[START OF Rows]

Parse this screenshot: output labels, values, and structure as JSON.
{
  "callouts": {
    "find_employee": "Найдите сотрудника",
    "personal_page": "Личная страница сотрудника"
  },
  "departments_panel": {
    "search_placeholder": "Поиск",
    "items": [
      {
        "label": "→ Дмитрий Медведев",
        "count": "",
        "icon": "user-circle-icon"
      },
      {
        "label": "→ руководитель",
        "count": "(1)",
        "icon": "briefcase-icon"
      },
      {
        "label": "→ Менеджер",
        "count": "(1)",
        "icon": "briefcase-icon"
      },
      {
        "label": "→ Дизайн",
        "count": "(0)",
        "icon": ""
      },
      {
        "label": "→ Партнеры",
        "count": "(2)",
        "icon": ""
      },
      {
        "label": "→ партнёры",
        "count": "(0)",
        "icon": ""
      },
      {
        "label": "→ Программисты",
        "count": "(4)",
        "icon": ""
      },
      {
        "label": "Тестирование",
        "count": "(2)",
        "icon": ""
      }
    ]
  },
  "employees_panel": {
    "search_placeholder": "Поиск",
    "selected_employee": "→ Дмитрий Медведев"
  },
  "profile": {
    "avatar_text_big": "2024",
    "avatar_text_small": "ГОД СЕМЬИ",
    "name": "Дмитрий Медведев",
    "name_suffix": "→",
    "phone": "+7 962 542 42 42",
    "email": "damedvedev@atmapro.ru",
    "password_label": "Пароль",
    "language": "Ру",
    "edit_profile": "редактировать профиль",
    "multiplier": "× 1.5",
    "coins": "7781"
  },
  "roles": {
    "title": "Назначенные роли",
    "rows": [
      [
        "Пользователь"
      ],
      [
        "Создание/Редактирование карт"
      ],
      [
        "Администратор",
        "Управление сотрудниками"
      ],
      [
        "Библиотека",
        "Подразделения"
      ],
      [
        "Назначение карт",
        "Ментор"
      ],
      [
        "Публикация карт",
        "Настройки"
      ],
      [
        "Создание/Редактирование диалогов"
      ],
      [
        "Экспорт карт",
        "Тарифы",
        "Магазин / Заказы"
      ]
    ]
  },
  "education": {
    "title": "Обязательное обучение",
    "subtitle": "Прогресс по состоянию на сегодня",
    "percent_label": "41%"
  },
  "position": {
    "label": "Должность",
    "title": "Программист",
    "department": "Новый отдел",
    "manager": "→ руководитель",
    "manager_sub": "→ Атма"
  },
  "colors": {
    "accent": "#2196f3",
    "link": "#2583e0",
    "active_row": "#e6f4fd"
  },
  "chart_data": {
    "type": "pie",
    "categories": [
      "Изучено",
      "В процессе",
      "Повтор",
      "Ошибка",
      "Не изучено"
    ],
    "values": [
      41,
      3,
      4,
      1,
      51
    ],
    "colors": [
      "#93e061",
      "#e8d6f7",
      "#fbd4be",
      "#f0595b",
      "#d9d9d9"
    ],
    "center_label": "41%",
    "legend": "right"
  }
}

[END OF Rows]

### Required task
Looking at the data above, show all lines where the word "Дмитрий" occurs.

### Answer in full
        "label": "→ Дмитрий Медведев",
    "selected_employee": "→ Дмитрий Медведев"
    "name": "Дмитрий Медведев",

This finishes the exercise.